## What to work on
Without skipping anything, write out each record below exactly.

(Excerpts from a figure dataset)
[Begin]
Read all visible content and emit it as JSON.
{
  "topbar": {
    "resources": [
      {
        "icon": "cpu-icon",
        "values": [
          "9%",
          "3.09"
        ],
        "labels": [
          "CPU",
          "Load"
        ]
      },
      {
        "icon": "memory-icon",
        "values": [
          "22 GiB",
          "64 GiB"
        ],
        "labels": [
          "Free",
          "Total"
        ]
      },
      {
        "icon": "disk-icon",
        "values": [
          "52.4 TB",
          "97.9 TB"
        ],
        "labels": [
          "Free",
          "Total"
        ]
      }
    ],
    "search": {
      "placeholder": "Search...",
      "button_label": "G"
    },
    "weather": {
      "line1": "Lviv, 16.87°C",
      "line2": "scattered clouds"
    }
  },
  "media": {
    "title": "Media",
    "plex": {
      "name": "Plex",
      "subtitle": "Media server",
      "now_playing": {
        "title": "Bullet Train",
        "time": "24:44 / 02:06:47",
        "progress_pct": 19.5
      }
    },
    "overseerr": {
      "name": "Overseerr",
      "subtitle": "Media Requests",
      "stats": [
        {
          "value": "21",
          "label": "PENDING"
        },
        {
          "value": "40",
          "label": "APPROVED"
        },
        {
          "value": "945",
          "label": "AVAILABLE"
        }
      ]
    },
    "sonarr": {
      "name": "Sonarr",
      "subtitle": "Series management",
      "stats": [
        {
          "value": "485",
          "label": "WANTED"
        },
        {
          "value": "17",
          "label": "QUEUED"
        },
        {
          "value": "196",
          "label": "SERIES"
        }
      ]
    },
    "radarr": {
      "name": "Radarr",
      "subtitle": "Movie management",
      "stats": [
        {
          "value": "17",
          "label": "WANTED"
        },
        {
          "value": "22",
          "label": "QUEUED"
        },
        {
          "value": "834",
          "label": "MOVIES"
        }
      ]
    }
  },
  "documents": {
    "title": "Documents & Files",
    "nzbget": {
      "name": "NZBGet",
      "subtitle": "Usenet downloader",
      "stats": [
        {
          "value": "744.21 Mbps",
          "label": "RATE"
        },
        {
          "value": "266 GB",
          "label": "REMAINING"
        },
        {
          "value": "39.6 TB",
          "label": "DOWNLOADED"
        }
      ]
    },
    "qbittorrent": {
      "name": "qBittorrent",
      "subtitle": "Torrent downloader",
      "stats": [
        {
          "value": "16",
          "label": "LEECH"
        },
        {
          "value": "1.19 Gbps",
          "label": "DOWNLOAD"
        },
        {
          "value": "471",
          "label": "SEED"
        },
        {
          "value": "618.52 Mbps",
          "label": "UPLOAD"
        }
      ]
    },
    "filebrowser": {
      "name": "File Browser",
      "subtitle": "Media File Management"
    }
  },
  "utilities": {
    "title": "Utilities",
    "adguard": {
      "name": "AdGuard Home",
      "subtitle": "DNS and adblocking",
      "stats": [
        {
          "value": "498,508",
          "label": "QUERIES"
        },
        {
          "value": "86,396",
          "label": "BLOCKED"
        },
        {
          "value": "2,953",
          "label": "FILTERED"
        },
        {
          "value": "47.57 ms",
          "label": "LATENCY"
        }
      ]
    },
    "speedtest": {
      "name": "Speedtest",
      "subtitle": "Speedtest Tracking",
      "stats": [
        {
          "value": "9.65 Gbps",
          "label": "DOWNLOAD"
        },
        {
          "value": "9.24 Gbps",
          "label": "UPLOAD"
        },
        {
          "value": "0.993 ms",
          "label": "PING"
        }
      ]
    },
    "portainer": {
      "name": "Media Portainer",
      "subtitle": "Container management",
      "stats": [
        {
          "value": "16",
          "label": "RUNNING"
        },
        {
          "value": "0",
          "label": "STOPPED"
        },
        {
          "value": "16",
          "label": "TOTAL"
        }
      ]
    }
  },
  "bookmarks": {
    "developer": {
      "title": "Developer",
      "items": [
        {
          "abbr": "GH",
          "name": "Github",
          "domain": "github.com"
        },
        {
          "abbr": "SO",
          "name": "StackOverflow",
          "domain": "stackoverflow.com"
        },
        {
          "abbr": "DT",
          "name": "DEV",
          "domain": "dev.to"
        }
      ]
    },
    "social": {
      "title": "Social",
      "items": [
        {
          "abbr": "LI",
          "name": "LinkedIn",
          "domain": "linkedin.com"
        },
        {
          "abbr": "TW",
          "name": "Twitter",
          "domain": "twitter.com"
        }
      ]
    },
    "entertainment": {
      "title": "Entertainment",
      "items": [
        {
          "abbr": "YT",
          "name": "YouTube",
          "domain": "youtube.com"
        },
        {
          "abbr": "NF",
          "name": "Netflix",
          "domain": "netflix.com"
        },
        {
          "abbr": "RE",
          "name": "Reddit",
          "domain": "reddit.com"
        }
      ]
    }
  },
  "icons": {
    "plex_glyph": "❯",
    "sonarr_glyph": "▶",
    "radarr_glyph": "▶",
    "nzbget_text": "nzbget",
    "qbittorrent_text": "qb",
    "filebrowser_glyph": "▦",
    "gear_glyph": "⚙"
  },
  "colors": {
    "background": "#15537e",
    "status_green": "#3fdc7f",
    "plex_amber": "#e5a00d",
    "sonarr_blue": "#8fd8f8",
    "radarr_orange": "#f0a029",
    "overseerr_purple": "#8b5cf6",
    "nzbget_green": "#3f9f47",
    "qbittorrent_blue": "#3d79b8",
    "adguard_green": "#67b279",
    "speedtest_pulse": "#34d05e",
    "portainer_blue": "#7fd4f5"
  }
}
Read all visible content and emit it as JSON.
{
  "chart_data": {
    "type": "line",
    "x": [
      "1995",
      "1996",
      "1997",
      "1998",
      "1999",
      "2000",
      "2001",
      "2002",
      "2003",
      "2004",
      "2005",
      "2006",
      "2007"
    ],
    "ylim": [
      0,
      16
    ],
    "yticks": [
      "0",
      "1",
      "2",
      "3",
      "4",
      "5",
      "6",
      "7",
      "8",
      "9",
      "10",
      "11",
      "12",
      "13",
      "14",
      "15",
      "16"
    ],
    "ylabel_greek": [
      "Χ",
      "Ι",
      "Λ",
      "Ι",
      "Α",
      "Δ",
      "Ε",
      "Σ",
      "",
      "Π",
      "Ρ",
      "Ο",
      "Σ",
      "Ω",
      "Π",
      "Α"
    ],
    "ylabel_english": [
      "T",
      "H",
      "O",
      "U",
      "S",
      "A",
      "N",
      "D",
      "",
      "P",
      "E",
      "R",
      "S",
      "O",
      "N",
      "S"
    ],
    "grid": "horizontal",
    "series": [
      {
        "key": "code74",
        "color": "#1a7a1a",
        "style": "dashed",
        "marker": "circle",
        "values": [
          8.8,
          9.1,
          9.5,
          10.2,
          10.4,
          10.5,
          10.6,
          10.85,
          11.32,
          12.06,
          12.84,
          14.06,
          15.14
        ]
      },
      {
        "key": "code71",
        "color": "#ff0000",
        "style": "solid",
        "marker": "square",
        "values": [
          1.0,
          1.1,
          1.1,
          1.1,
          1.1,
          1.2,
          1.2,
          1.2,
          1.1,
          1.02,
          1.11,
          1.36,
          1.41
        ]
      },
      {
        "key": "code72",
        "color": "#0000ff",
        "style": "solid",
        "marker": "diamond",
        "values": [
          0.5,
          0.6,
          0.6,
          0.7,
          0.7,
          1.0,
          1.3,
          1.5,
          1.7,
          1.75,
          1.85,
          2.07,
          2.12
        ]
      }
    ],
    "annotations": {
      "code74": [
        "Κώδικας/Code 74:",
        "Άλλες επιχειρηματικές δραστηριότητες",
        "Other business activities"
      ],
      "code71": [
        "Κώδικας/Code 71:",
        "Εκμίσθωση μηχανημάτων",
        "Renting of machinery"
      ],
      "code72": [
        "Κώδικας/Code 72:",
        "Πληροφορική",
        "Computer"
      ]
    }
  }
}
[End]
## Task answer
Read all visible content and emit it as JSON.
{
  "topbar": {
    "resources": [
      {
        "icon": "cpu-icon",
        "values": [
          "9%",
          "3.09"
        ],
        "labels": [
          "CPU",
          "Load"
        ]
      },
      {
        "icon": "memory-icon",
        "values": [
          "22 GiB",
          "64 GiB"
        ],
        "labels": [
          "Free",
          "Total"
        ]
      },
      {
        "icon": "disk-icon",
        "values": [
          "52.4 TB",
          "97.9 TB"
        ],
        "labels": [
          "Free",
          "Total"
        ]
      }
    ],
    "search": {
      "placeholder": "Search...",
      "button_label": "G"
    },
    "weather": {
      "line1": "Lviv, 16.87°C",
      "line2": "scattered clouds"
    }
  },
  "media": {
    "title": "Media",
    "plex": {
      "name": "Plex",
      "subtitle": "Media server",
      "now_playing": {
        "title": "Bullet Train",
        "time": "24:44 / 02:06:47",
        "progress_pct": 19.5
      }
    },
    "overseerr": {
      "name": "Overseerr",
      "subtitle": "Media Requests",
      "stats": [
        {
          "value": "21",
          "label": "PENDING"
        },
        {
          "value": "40",
          "label": "APPROVED"
        },
        {
          "value": "945",
          "label": "AVAILABLE"
        }
      ]
    },
    "sonarr": {
      "name": "Sonarr",
      "subtitle": "Series management",
      "stats": [
        {
          "value": "485",
          "label": "WANTED"
        },
        {
          "value": "17",
          "label": "QUEUED"
        },
        {
          "value": "196",
          "label": "SERIES"
        }
      ]
    },
    "radarr": {
      "name": "Radarr",
      "subtitle": "Movie management",
      "stats": [
        {
          "value": "17",
          "label": "WANTED"
        },
        {
          "value": "22",
          "label": "QUEUED"
        },
        {
          "value": "834",
          "label": "MOVIES"
        }
      ]
    }
  },
  "documents": {
    "title": "Documents & Files",
    "nzbget": {
      "name": "NZBGet",
      "subtitle": "Usenet downloader",
      "stats": [
        {
          "value": "744.21 Mbps",
          "label": "RATE"
        },
        {
          "value": "266 GB",
          "label": "REMAINING"
        },
        {
          "value": "39.6 TB",
          "label": "DOWNLOADED"
        }
      ]
    },
    "qbittorrent": {
      "name": "qBittorrent",
      "subtitle": "Torrent downloader",
      "stats": [
        {
          "value": "16",
          "label": "LEECH"
        },
        {
          "value": "1.19 Gbps",
          "label": "DOWNLOAD"
        },
        {
          "value": "471",
          "label": "SEED"
        },
        {
          "value": "618.52 Mbps",
          "label": "UPLOAD"
        }
      ]
    },
    "filebrowser": {
      "name": "File Browser",
      "subtitle": "Media File Management"
    }
  },
  "utilities": {
    "title": "Utilities",
    "adguard": {
      "name": "AdGuard Home",
      "subtitle": "DNS and adblocking",
      "stats": [
        {
          "value": "498,508",
          "label": "QUERIES"
        },
        {
          "value": "86,396",
          "label": "BLOCKED"
        },
        {
          "value": "2,953",
          "label": "FILTERED"
        },
        {
          "value": "47.57 ms",
          "label": "LATENCY"
        }
      ]
    },
    "speedtest": {
      "name": "Speedtest",
      "subtitle": "Speedtest Tracking",
      "stats": [
        {
          "value": "9.65 Gbps",
          "label": "DOWNLOAD"
        },
        {
          "value": "9.24 Gbps",
          "label": "UPLOAD"
        },
        {
          "value": "0.993 ms",
          "label": "PING"
        }
      ]
    },
    "portainer": {
      "name": "Media Portainer",
      "subtitle": "Container management",
      "stats": [
        {
          "value": "16",
          "label": "RUNNING"
        },
        {
          "value": "0",
          "label": "STOPPED"
        },
        {
          "value": "16",
          "label": "TOTAL"
        }
      ]
    }
  },
  "bookmarks": {
    "developer": {
      "title": "Developer",
      "items": [
        {
          "abbr": "GH",
          "name": "Github",
          "domain": "github.com"
        },
        {
          "abbr": "SO",
          "name": "StackOverflow",
          "domain": "stackoverflow.com"
        },
        {
          "abbr": "DT",
          "name": "DEV",
          "domain": "dev.to"
        }
      ]
    },
    "social": {
      "title": "Social",
      "items": [
        {
          "abbr": "LI",
          "name": "LinkedIn",
          "domain": "linkedin.com"
        },
        {
          "abbr": "TW",
          "name": "Twitter",
          "domain": "twitter.com"
        }
      ]
    },
    "entertainment": {
      "title": "Entertainment",
      "items": [
        {
          "abbr": "YT",
          "name": "YouTube",
          "domain": "youtube.com"
        },
        {
          "abbr": "NF",
          "name": "Netflix",
          "domain": "netflix.com"
        },
        {
          "abbr": "RE",
          "name": "Reddit",
          "domain": "reddit.com"
        }
      ]
    }
  },
  "icons": {
    "plex_glyph": "❯",
    "sonarr_glyph": "▶",
    "radarr_glyph": "▶",
    "nzbget_text": "nzbget",
    "qbittorrent_text": "qb",
    "filebrowser_glyph": "▦",
    "gear_glyph": "⚙"
  },
  "colors": {
    "background": "#15537e",
    "status_green": "#3fdc7f",
    "plex_amber": "#e5a00d",
    "sonarr_blue": "#8fd8f8",
    "radarr_orange": "#f0a029",
    "overseerr_purple": "#8b5cf6",
    "nzbget_green": "#3f9f47",
    "qbittorrent_blue": "#3d79b8",
    "adguard_green": "#67b279",
    "speedtest_pulse": "#34d05e",
    "portainer_blue": "#7fd4f5"
  }
}
Read all visible content and emit it as JSON.
{
  "chart_data": {
    "type": "line",
    "x": [
      "1995",
      "1996",
      "1997",
      "1998",
      "1999",
      "2000",
      "2001",
      "2002",
      "2003",
      "2004",
      "2005",
      "2006",
      "2007"
    ],
    "ylim": [
      0,
      16
    ],
    "yticks": [
      "0",
      "1",
      "2",
      "3",
      "4",
      "5",
      "6",
      "7",
      "8",
      "9",
      "10",
      "11",
      "12",
      "13",
      "14",
      "15",
      "16"
    ],
    "ylabel_greek": [
      "Χ",
      "Ι",
      "Λ",
      "Ι",
      "Α",
      "Δ",
      "Ε",
      "Σ",
      "",
      "Π",
      "Ρ",
      "Ο",
      "Σ",
      "Ω",
      "Π",
      "Α"
    ],
    "ylabel_english": [
      "T",
      "H",
      "O",
      "U",
      "S",
      "A",
      "N",
      "D",
      "",
      "P",
      "E",
      "R",
      "S",
      "O",
      "N",
      "S"
    ],
    "grid": "horizontal",
    "series": [
      {
        "key": "code74",
        "color": "#1a7a1a",
        "style": "dashed",
        "marker": "circle",
        "values": [
          8.8,
          9.1,
          9.5,
          10.2,
          10.4,
          10.5,
          10.6,
          10.85,
          11.32,
          12.06,
          12.84,
          14.06,
          15.14
        ]
      },
      {
        "key": "code71",
        "color": "#ff0000",
        "style": "solid",
        "marker": "square",
        "values": [
          1.0,
          1.1,
          1.1,
          1.1,
          1.1,
          1.2,
          1.2,
          1.2,
          1.1,
          1.02,
          1.11,
          1.36,
          1.41
        ]
      },
      {
        "key": "code72",
        "color": "#0000ff",
        "style": "solid",
        "marker": "diamond",
        "values": [
          0.5,
          0.6,
          0.6,
          0.7,
          0.7,
          1.0,
          1.3,
          1.5,
          1.7,
          1.75,
          1.85,
          2.07,
          2.12
        ]
      }
    ],
    "annotations": {
      "code74": [
        "Κώδικας/Code 74:",
        "Άλλες επιχειρηματικές δραστηριότητες",
        "Other business activities"
      ],
      "code71": [
        "Κώδικας/Code 71:",
        "Εκμίσθωση μηχανημάτων",
        "Renting of machinery"
      ],
      "code72": [
        "Κώδικας/Code 72:",
        "Πληροφορική",
        "Computer"
      ]
    }
  }
}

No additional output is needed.